— begin Items —

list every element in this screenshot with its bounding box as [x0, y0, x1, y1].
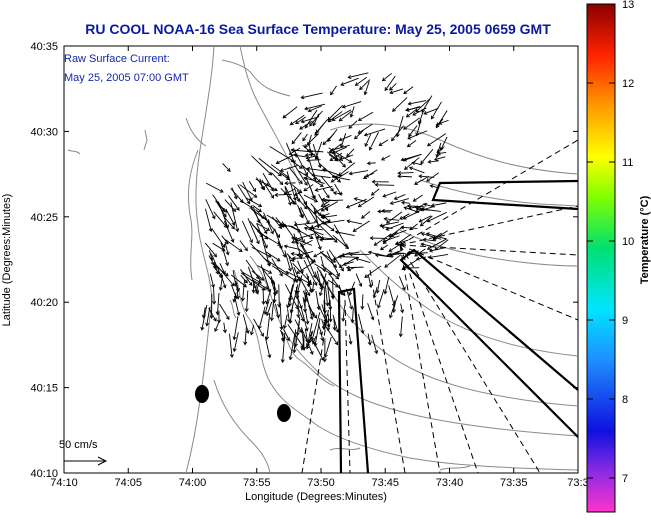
x-tick-label: 73:55: [243, 477, 271, 489]
colorbar-tick-label: 10: [622, 236, 634, 248]
figure-title: RU COOL NOAA-16 Sea Surface Temperature:…: [85, 21, 551, 37]
colorbar-tick-label: 12: [622, 78, 634, 90]
y-tick-label: 40:20: [30, 297, 58, 309]
colorbar-tick-label: 8: [622, 394, 628, 406]
buoy-marker: [277, 404, 291, 422]
buoy-marker: [195, 385, 209, 403]
y-tick-label: 40:25: [30, 212, 58, 224]
scale-label: 50 cm/s: [59, 439, 98, 451]
x-tick-label: 73:40: [436, 477, 464, 489]
y-tick-label: 40:30: [30, 126, 58, 138]
colorbar-tick-label: 11: [622, 157, 633, 169]
colorbar-tick-label: 9: [622, 315, 628, 327]
y-tick-label: 40:15: [30, 383, 58, 395]
legend-line-1: Raw Surface Current:: [64, 53, 170, 65]
legend-line-2: May 25, 2005 07:00 GMT: [64, 72, 189, 84]
x-tick-label: 73:45: [371, 477, 399, 489]
x-tick-label: 73:50: [307, 477, 335, 489]
colorbar: 13 12 11 10 9 8 7 Temperature (°C): [587, 0, 651, 512]
colorbar-tick-label: 7: [622, 473, 628, 485]
x-tick-label: 73:35: [500, 477, 528, 489]
y-axis-label: Latitude (Degrees:Minutes): [1, 194, 13, 327]
x-tick-label: 74:05: [114, 477, 142, 489]
colorbar-scale: [587, 4, 615, 512]
y-tick-label: 40:10: [30, 468, 58, 480]
colorbar-tick-label: 13: [622, 0, 634, 11]
colorbar-label: Temperature (°C): [639, 195, 651, 284]
x-tick-label: 73:3: [567, 477, 588, 489]
x-axis-label: Longitude (Degrees:Minutes): [245, 491, 387, 503]
y-tick-label: 40:35: [30, 41, 58, 53]
x-tick-label: 74:00: [179, 477, 207, 489]
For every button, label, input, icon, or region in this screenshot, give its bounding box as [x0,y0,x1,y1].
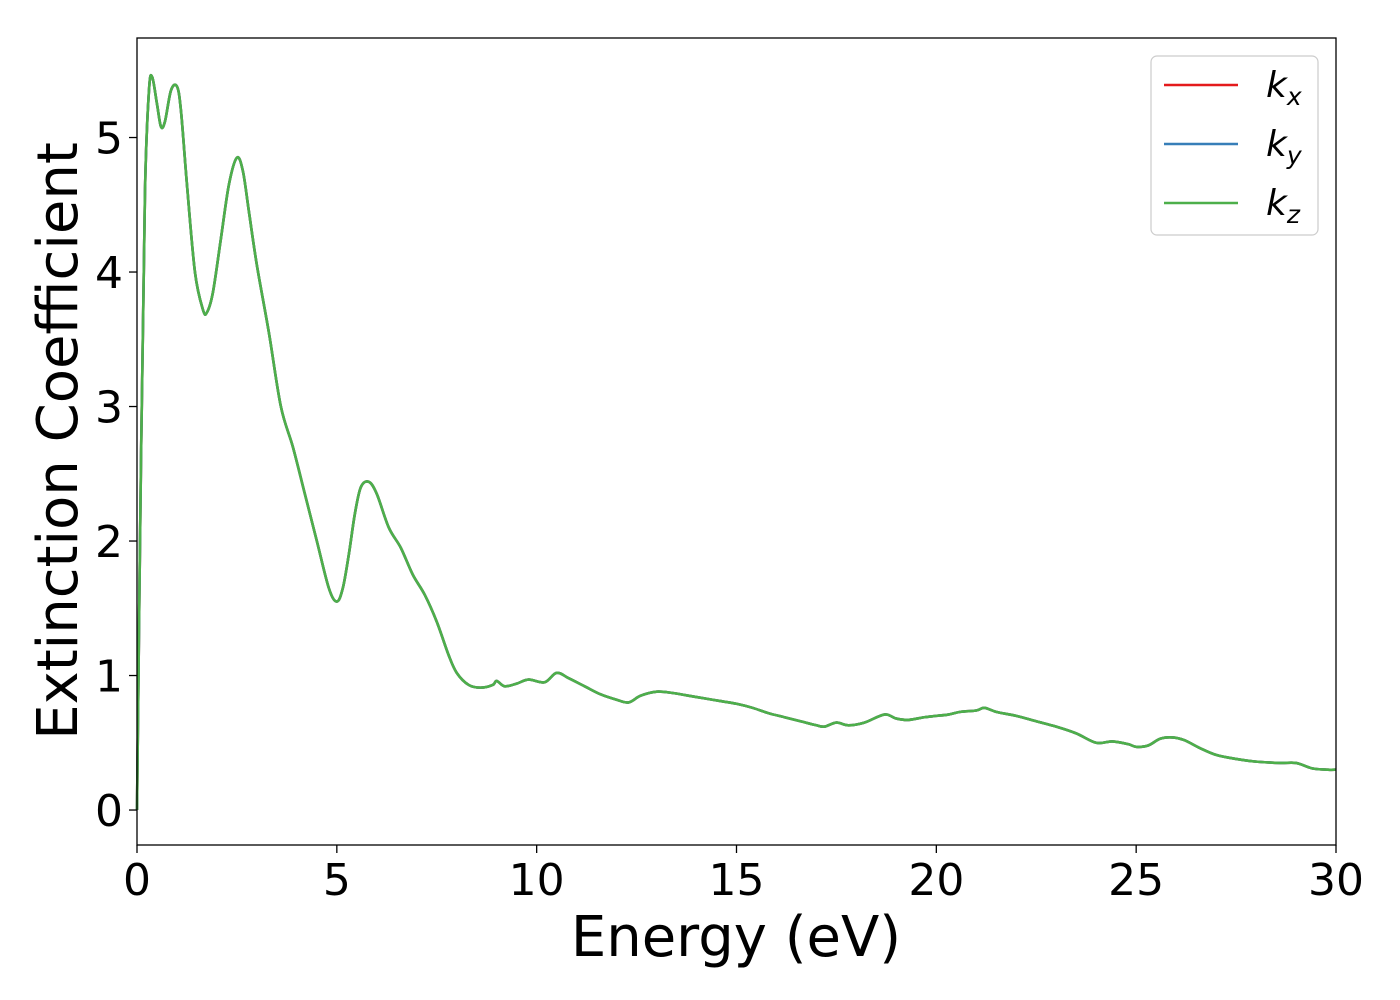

— end Items —

» **Instruction**:
Copy every line of the entries above word for word, and leave out the pictures.

» **Expected answer**:
list every element in this screenshot with its bounding box as [x0, y0, x1, y1].
x-tick-label: 73:55: [243, 477, 271, 489]
colorbar-tick-label: 10: [622, 236, 634, 248]
figure-title: RU COOL NOAA-16 Sea Surface Temperature:…: [85, 21, 551, 37]
colorbar-tick-label: 12: [622, 78, 634, 90]
y-tick-label: 40:20: [30, 297, 58, 309]
colorbar-tick-label: 8: [622, 394, 628, 406]
buoy-marker: [277, 404, 291, 422]
buoy-marker: [195, 385, 209, 403]
y-tick-label: 40:25: [30, 212, 58, 224]
scale-label: 50 cm/s: [59, 439, 98, 451]
x-tick-label: 73:40: [436, 477, 464, 489]
y-tick-label: 40:30: [30, 126, 58, 138]
colorbar-tick-label: 11: [622, 157, 633, 169]
colorbar-tick-label: 9: [622, 315, 628, 327]
y-tick-label: 40:15: [30, 383, 58, 395]
legend-line-1: Raw Surface Current:: [64, 53, 170, 65]
legend-line-2: May 25, 2005 07:00 GMT: [64, 72, 189, 84]
x-tick-label: 73:45: [371, 477, 399, 489]
x-tick-label: 73:50: [307, 477, 335, 489]
colorbar: 13 12 11 10 9 8 7 Temperature (°C): [587, 0, 651, 512]
colorbar-tick-label: 7: [622, 473, 628, 485]
x-tick-label: 73:35: [500, 477, 528, 489]
y-axis-label: Latitude (Degrees:Minutes): [1, 194, 13, 327]
x-tick-label: 74:05: [114, 477, 142, 489]
colorbar-scale: [587, 4, 615, 512]
y-tick-label: 40:10: [30, 468, 58, 480]
colorbar-tick-label: 13: [622, 0, 634, 11]
colorbar-label: Temperature (°C): [639, 195, 651, 284]
x-tick-label: 73:3: [567, 477, 588, 489]
x-axis-label: Longitude (Degrees:Minutes): [245, 491, 387, 503]
y-tick-label: 40:35: [30, 41, 58, 53]
x-tick-label: 74:00: [179, 477, 207, 489]
For every button, label, input, icon, or region in this screenshot, give its bounding box as [x0,y0,x1,y1].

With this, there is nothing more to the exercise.